*Dataset records:*

··········

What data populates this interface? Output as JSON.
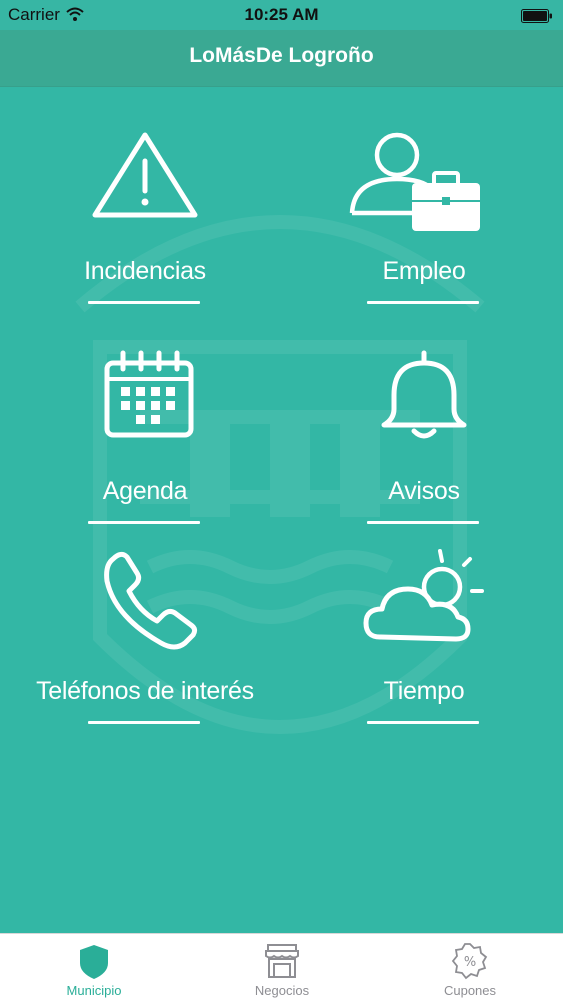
{
  "status_bar": {
    "carrier": "Carrier",
    "time": "10:25 AM"
  },
  "header": {
    "title": "LoMásDe Logroño"
  },
  "tiles": [
    {
      "label": "Incidencias",
      "icon": "warning-icon"
    },
    {
      "label": "Empleo",
      "icon": "employee-briefcase-icon"
    },
    {
      "label": "Agenda",
      "icon": "calendar-icon"
    },
    {
      "label": "Avisos",
      "icon": "bell-icon"
    },
    {
      "label": "Teléfonos de interés",
      "icon": "phone-icon"
    },
    {
      "label": "Tiempo",
      "icon": "weather-icon"
    }
  ],
  "tabbar": {
    "items": [
      {
        "label": "Municipio",
        "icon": "shield-icon",
        "active": true
      },
      {
        "label": "Negocios",
        "icon": "store-icon",
        "active": false
      },
      {
        "label": "Cupones",
        "icon": "percent-badge-icon",
        "active": false
      }
    ]
  },
  "colors": {
    "background": "#33b7a5",
    "header": "#3aa993",
    "active_tab": "#2aae98"
  }
}
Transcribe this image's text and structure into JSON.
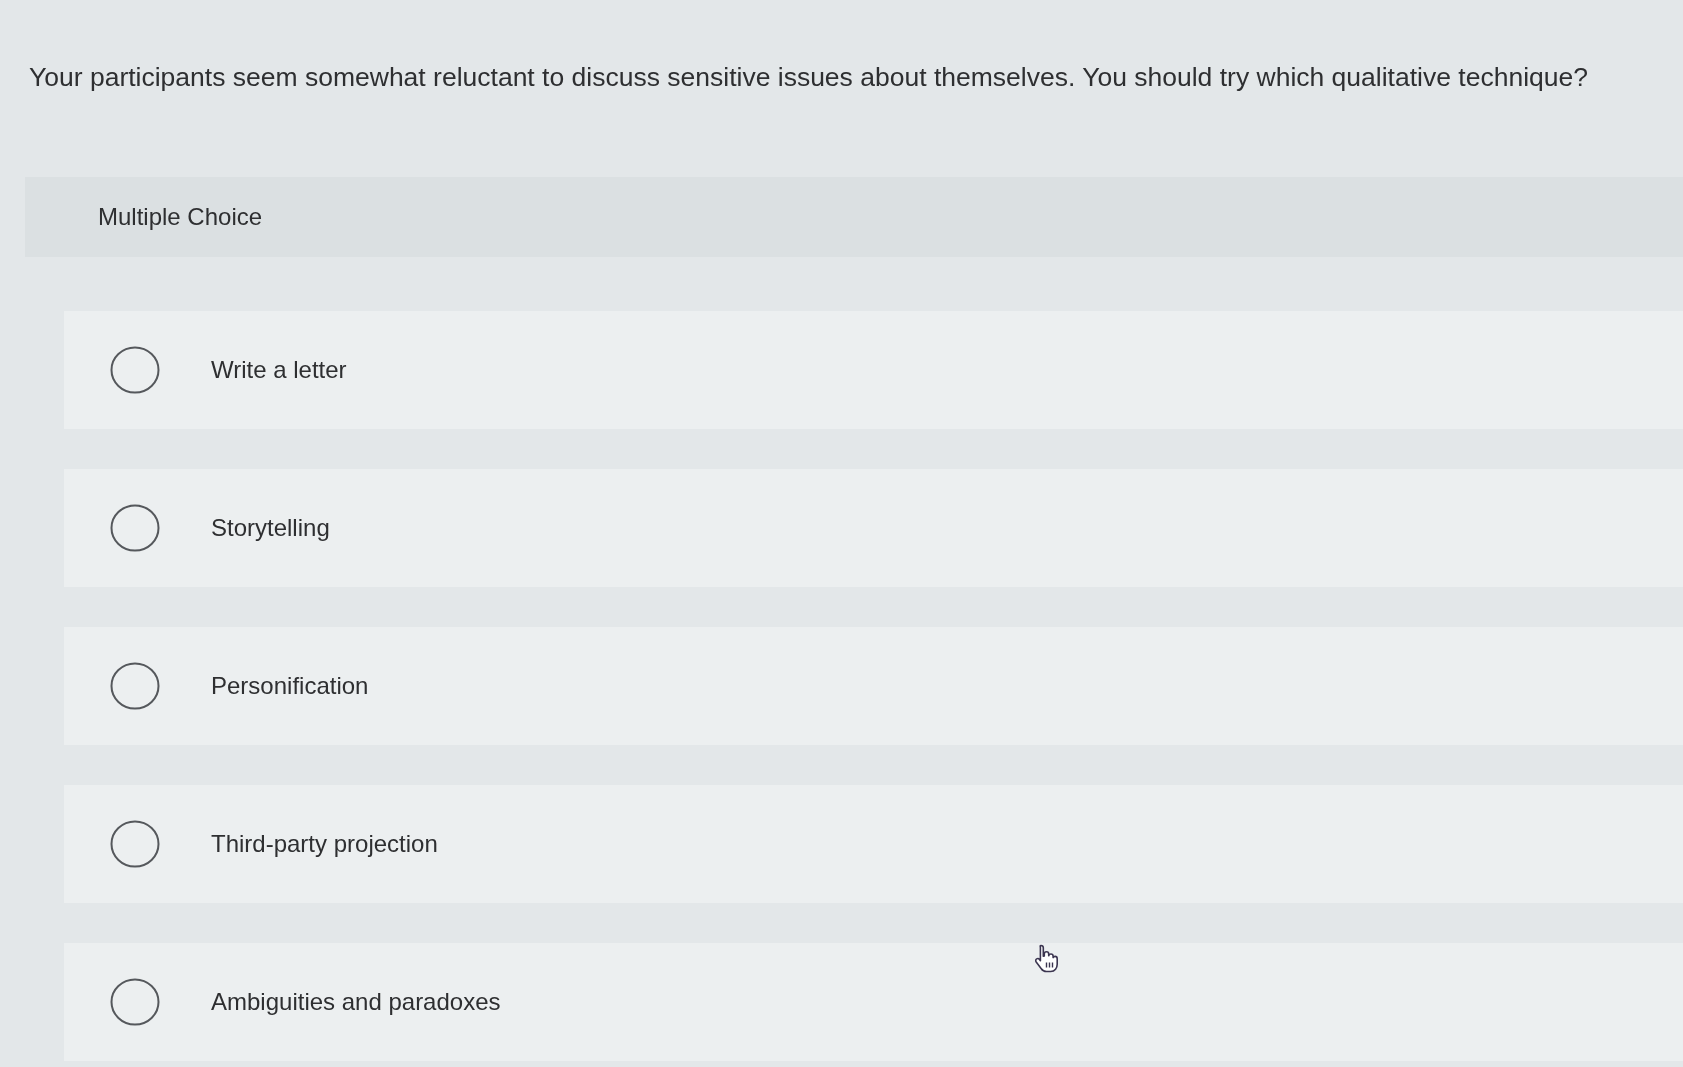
{
  "question": {
    "text": "Your participants seem somewhat reluctant to discuss sensitive issues about themselves. You should try which qualitative technique?"
  },
  "answer_panel": {
    "type_label": "Multiple Choice",
    "options": [
      {
        "label": "Write a letter",
        "selected": false
      },
      {
        "label": "Storytelling",
        "selected": false
      },
      {
        "label": "Personification",
        "selected": false
      },
      {
        "label": "Third-party projection",
        "selected": false
      },
      {
        "label": "Ambiguities and paradoxes",
        "selected": false
      }
    ]
  }
}
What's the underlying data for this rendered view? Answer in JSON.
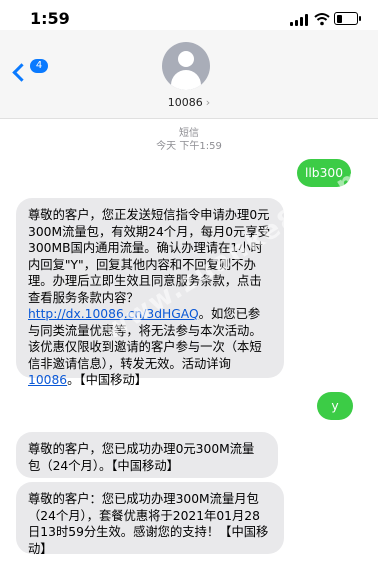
{
  "status_bar": {
    "time": "1:59",
    "battery_level": 0.3
  },
  "header": {
    "back_badge": "4",
    "contact": "10086"
  },
  "meta": {
    "service": "短信",
    "timestamp": "今天 下午1:59"
  },
  "messages": [
    {
      "direction": "outgoing",
      "text": "llb300"
    },
    {
      "direction": "incoming",
      "text_before_link": "尊敬的客户，您正发送短信指令申请办理0元300M流量包，有效期24个月，每月0元享受300MB国内通用流量。确认办理请在1小时内回复\"Y\"，回复其他内容和不回复则不办理。办理后立即生效且同意服务条款，点击查看服务条款内容？",
      "link": "http://dx.10086.cn/3dHGAQ",
      "text_after_link": "。如您已参与同类流量优惠等，将无法参与本次活动。该优惠仅限收到邀请的客户参与一次（本短信非邀请信息），转发无效。活动详询",
      "phone_link": "10086",
      "text_end": "。【中国移动】"
    },
    {
      "direction": "outgoing",
      "text": "y"
    },
    {
      "direction": "incoming",
      "text": "尊敬的客户，您已成功办理0元300M流量包（24个月）。【中国移动】"
    },
    {
      "direction": "incoming",
      "text": "尊敬的客户：您已成功办理300M流量月包（24个月），套餐优惠将于2021年01月28日13时59分生效。感谢您的支持！【中国移动】"
    }
  ],
  "watermark": "www.zuanke8.com",
  "colors": {
    "accent": "#0a7aff",
    "outgoing_bubble": "#3ccc46",
    "incoming_bubble": "#e9e9eb"
  }
}
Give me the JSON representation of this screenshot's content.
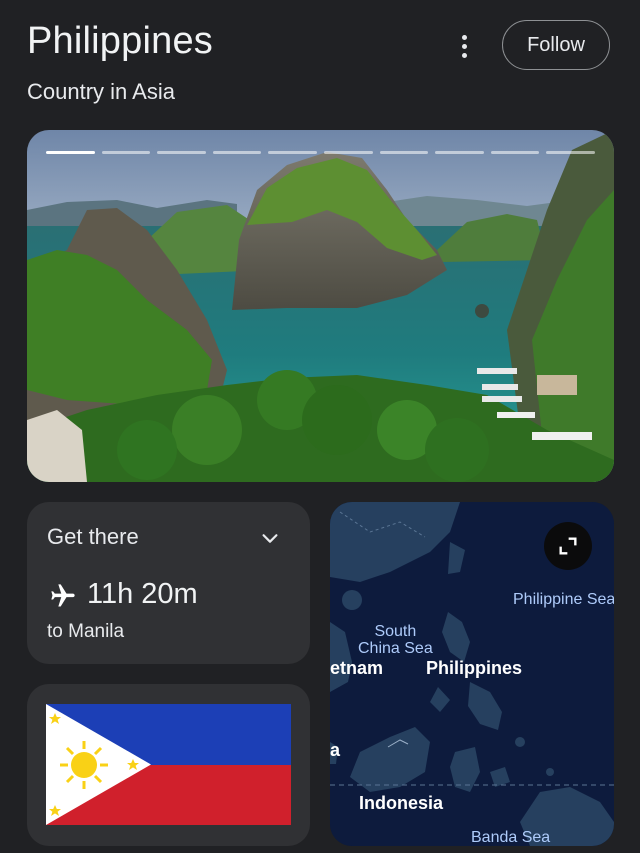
{
  "header": {
    "title": "Philippines",
    "subtitle": "Country in Asia",
    "follow_label": "Follow"
  },
  "hero": {
    "slide_count": 10,
    "active_slide": 1
  },
  "get_there": {
    "label": "Get there",
    "duration": "11h 20m",
    "destination": "to Manila"
  },
  "map": {
    "labels": {
      "philippine_sea": "Philippine Sea",
      "south_china_sea_1": "South",
      "south_china_sea_2": "China Sea",
      "vietnam": "etnam",
      "philippines": "Philippines",
      "partial_a": "a",
      "indonesia": "Indonesia",
      "banda_sea": "Banda Sea"
    }
  },
  "icons": {
    "more": "more-vert-icon",
    "chevron": "chevron-down-icon",
    "plane": "airplane-icon",
    "expand": "fullscreen-icon"
  },
  "colors": {
    "background": "#202124",
    "card": "#303134",
    "flag_blue": "#1c3fb6",
    "flag_red": "#d0202c",
    "flag_yellow": "#f9d116",
    "map_water": "#0d1b3d",
    "map_land": "#26405f",
    "map_label": "#aecbfa"
  }
}
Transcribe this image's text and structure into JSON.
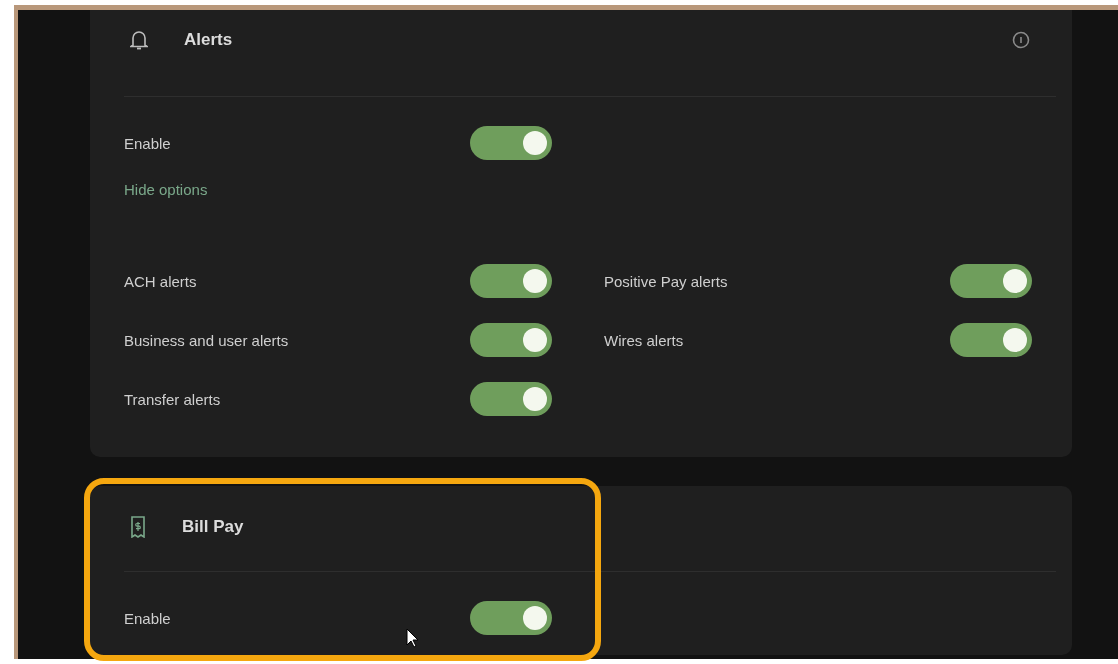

··········

*Exercise requirements:*
Each entry should be repeated exactly as it appears; the pictures stay out.

*Written solution:*
What data populates this interface? Output as JSON.
{
  "status_bar": {
    "carrier": "Carrier",
    "time": "10:25 AM"
  },
  "header": {
    "title": "LoMásDe Logroño"
  },
  "tiles": [
    {
      "label": "Incidencias",
      "icon": "warning-icon"
    },
    {
      "label": "Empleo",
      "icon": "employee-briefcase-icon"
    },
    {
      "label": "Agenda",
      "icon": "calendar-icon"
    },
    {
      "label": "Avisos",
      "icon": "bell-icon"
    },
    {
      "label": "Teléfonos de interés",
      "icon": "phone-icon"
    },
    {
      "label": "Tiempo",
      "icon": "weather-icon"
    }
  ],
  "tabbar": {
    "items": [
      {
        "label": "Municipio",
        "icon": "shield-icon",
        "active": true
      },
      {
        "label": "Negocios",
        "icon": "store-icon",
        "active": false
      },
      {
        "label": "Cupones",
        "icon": "percent-badge-icon",
        "active": false
      }
    ]
  },
  "colors": {
    "background": "#33b7a5",
    "header": "#3aa993",
    "active_tab": "#2aae98"
  }
}
Transcribe this image's text and structure into JSON.
{
  "question": {
    "text": "Your participants seem somewhat reluctant to discuss sensitive issues about themselves. You should try which qualitative technique?"
  },
  "answer_panel": {
    "type_label": "Multiple Choice",
    "options": [
      {
        "label": "Write a letter",
        "selected": false
      },
      {
        "label": "Storytelling",
        "selected": false
      },
      {
        "label": "Personification",
        "selected": false
      },
      {
        "label": "Third-party projection",
        "selected": false
      },
      {
        "label": "Ambiguities and paradoxes",
        "selected": false
      }
    ]
  }
}
What's the underlying data for this rendered view? Answer in JSON.
{
  "status_bar": {
    "time": "1:59",
    "battery_level": 0.3
  },
  "header": {
    "back_badge": "4",
    "contact": "10086"
  },
  "meta": {
    "service": "短信",
    "timestamp": "今天 下午1:59"
  },
  "messages": [
    {
      "direction": "outgoing",
      "text": "llb300"
    },
    {
      "direction": "incoming",
      "text_before_link": "尊敬的客户，您正发送短信指令申请办理0元300M流量包，有效期24个月，每月0元享受300MB国内通用流量。确认办理请在1小时内回复\"Y\"，回复其他内容和不回复则不办理。办理后立即生效且同意服务条款，点击查看服务条款内容？",
      "link": "http://dx.10086.cn/3dHGAQ",
      "text_after_link": "。如您已参与同类流量优惠等，将无法参与本次活动。该优惠仅限收到邀请的客户参与一次（本短信非邀请信息），转发无效。活动详询",
      "phone_link": "10086",
      "text_end": "。【中国移动】"
    },
    {
      "direction": "outgoing",
      "text": "y"
    },
    {
      "direction": "incoming",
      "text": "尊敬的客户，您已成功办理0元300M流量包（24个月）。【中国移动】"
    },
    {
      "direction": "incoming",
      "text": "尊敬的客户：您已成功办理300M流量月包（24个月），套餐优惠将于2021年01月28日13时59分生效。感谢您的支持！【中国移动】"
    }
  ],
  "watermark": "www.zuanke8.com",
  "colors": {
    "accent": "#0a7aff",
    "outgoing_bubble": "#3ccc46",
    "incoming_bubble": "#e9e9eb"
  }
}
Give me the JSON representation of this screenshot's content.
{
  "header": {
    "title": "Philippines",
    "subtitle": "Country in Asia",
    "follow_label": "Follow"
  },
  "hero": {
    "slide_count": 10,
    "active_slide": 1
  },
  "get_there": {
    "label": "Get there",
    "duration": "11h 20m",
    "destination": "to Manila"
  },
  "map": {
    "labels": {
      "philippine_sea": "Philippine Sea",
      "south_china_sea_1": "South",
      "south_china_sea_2": "China Sea",
      "vietnam": "etnam",
      "philippines": "Philippines",
      "partial_a": "a",
      "indonesia": "Indonesia",
      "banda_sea": "Banda Sea"
    }
  },
  "icons": {
    "more": "more-vert-icon",
    "chevron": "chevron-down-icon",
    "plane": "airplane-icon",
    "expand": "fullscreen-icon"
  },
  "colors": {
    "background": "#202124",
    "card": "#303134",
    "flag_blue": "#1c3fb6",
    "flag_red": "#d0202c",
    "flag_yellow": "#f9d116",
    "map_water": "#0d1b3d",
    "map_land": "#26405f",
    "map_label": "#aecbfa"
  }
}
Transcribe this image's text and structure into JSON.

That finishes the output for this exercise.